> GOAL:
Write the records out again, precisely as they stand.

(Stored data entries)
## begin

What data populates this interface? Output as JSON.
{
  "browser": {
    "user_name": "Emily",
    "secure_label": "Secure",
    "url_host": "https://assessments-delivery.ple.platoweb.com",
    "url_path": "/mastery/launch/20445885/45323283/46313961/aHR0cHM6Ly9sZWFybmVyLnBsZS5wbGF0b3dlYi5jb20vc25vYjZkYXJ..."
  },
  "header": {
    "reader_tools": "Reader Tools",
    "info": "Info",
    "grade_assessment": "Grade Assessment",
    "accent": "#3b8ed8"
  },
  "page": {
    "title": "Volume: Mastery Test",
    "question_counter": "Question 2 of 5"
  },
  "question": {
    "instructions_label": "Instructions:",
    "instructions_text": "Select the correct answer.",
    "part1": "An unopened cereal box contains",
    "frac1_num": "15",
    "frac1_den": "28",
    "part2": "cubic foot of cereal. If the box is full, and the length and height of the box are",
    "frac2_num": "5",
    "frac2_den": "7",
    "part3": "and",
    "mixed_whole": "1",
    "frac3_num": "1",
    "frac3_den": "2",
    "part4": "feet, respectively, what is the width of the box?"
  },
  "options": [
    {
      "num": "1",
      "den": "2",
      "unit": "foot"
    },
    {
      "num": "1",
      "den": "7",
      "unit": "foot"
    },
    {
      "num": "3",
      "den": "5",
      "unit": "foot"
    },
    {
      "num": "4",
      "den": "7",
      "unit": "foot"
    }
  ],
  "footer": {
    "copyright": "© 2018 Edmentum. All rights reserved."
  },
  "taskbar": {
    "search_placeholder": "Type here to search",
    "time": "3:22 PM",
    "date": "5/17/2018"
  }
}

## end

> FINISHED TASK:
What data populates this interface? Output as JSON.
{
  "browser": {
    "user_name": "Emily",
    "secure_label": "Secure",
    "url_host": "https://assessments-delivery.ple.platoweb.com",
    "url_path": "/mastery/launch/20445885/45323283/46313961/aHR0cHM6Ly9sZWFybmVyLnBsZS5wbGF0b3dlYi5jb20vc25vYjZkYXJ..."
  },
  "header": {
    "reader_tools": "Reader Tools",
    "info": "Info",
    "grade_assessment": "Grade Assessment",
    "accent": "#3b8ed8"
  },
  "page": {
    "title": "Volume: Mastery Test",
    "question_counter": "Question 2 of 5"
  },
  "question": {
    "instructions_label": "Instructions:",
    "instructions_text": "Select the correct answer.",
    "part1": "An unopened cereal box contains",
    "frac1_num": "15",
    "frac1_den": "28",
    "part2": "cubic foot of cereal. If the box is full, and the length and height of the box are",
    "frac2_num": "5",
    "frac2_den": "7",
    "part3": "and",
    "mixed_whole": "1",
    "frac3_num": "1",
    "frac3_den": "2",
    "part4": "feet, respectively, what is the width of the box?"
  },
  "options": [
    {
      "num": "1",
      "den": "2",
      "unit": "foot"
    },
    {
      "num": "1",
      "den": "7",
      "unit": "foot"
    },
    {
      "num": "3",
      "den": "5",
      "unit": "foot"
    },
    {
      "num": "4",
      "den": "7",
      "unit": "foot"
    }
  ],
  "footer": {
    "copyright": "© 2018 Edmentum. All rights reserved."
  },
  "taskbar": {
    "search_placeholder": "Type here to search",
    "time": "3:22 PM",
    "date": "5/17/2018"
  }
}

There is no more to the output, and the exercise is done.